§ Task inputs

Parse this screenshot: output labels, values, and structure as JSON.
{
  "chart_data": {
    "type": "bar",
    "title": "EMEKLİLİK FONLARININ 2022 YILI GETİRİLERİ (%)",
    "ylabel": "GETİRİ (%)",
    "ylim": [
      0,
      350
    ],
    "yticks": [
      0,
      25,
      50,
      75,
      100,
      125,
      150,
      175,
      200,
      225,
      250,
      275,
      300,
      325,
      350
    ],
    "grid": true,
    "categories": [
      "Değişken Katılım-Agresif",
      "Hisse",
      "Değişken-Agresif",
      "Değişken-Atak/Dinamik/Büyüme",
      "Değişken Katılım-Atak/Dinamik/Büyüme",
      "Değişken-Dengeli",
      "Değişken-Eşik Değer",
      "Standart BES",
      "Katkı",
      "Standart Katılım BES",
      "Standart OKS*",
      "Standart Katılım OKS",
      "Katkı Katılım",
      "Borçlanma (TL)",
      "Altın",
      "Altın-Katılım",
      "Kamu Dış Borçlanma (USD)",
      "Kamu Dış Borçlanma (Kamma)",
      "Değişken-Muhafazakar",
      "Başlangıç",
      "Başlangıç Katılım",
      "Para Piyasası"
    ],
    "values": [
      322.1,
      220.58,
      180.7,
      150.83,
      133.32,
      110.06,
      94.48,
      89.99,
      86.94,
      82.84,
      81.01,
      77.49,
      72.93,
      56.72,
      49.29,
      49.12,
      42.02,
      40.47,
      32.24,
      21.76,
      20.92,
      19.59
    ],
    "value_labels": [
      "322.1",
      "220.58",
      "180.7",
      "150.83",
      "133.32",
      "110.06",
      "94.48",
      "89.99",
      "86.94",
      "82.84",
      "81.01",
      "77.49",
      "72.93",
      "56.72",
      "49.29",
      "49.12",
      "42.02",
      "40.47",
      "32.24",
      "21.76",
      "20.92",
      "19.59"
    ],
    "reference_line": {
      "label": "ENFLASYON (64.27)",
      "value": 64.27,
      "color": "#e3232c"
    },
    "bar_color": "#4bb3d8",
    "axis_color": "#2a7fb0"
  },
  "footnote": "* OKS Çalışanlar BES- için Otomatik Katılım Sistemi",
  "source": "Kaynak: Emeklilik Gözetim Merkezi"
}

§ Short exercise
Reproduce the entries above in full, verbatim.

§ Correct result
Parse this screenshot: output labels, values, and structure as JSON.
{
  "chart_data": {
    "type": "bar",
    "title": "EMEKLİLİK FONLARININ 2022 YILI GETİRİLERİ (%)",
    "ylabel": "GETİRİ (%)",
    "ylim": [
      0,
      350
    ],
    "yticks": [
      0,
      25,
      50,
      75,
      100,
      125,
      150,
      175,
      200,
      225,
      250,
      275,
      300,
      325,
      350
    ],
    "grid": true,
    "categories": [
      "Değişken Katılım-Agresif",
      "Hisse",
      "Değişken-Agresif",
      "Değişken-Atak/Dinamik/Büyüme",
      "Değişken Katılım-Atak/Dinamik/Büyüme",
      "Değişken-Dengeli",
      "Değişken-Eşik Değer",
      "Standart BES",
      "Katkı",
      "Standart Katılım BES",
      "Standart OKS*",
      "Standart Katılım OKS",
      "Katkı Katılım",
      "Borçlanma (TL)",
      "Altın",
      "Altın-Katılım",
      "Kamu Dış Borçlanma (USD)",
      "Kamu Dış Borçlanma (Kamma)",
      "Değişken-Muhafazakar",
      "Başlangıç",
      "Başlangıç Katılım",
      "Para Piyasası"
    ],
    "values": [
      322.1,
      220.58,
      180.7,
      150.83,
      133.32,
      110.06,
      94.48,
      89.99,
      86.94,
      82.84,
      81.01,
      77.49,
      72.93,
      56.72,
      49.29,
      49.12,
      42.02,
      40.47,
      32.24,
      21.76,
      20.92,
      19.59
    ],
    "value_labels": [
      "322.1",
      "220.58",
      "180.7",
      "150.83",
      "133.32",
      "110.06",
      "94.48",
      "89.99",
      "86.94",
      "82.84",
      "81.01",
      "77.49",
      "72.93",
      "56.72",
      "49.29",
      "49.12",
      "42.02",
      "40.47",
      "32.24",
      "21.76",
      "20.92",
      "19.59"
    ],
    "reference_line": {
      "label": "ENFLASYON (64.27)",
      "value": 64.27,
      "color": "#e3232c"
    },
    "bar_color": "#4bb3d8",
    "axis_color": "#2a7fb0"
  },
  "footnote": "* OKS Çalışanlar BES- için Otomatik Katılım Sistemi",
  "source": "Kaynak: Emeklilik Gözetim Merkezi"
}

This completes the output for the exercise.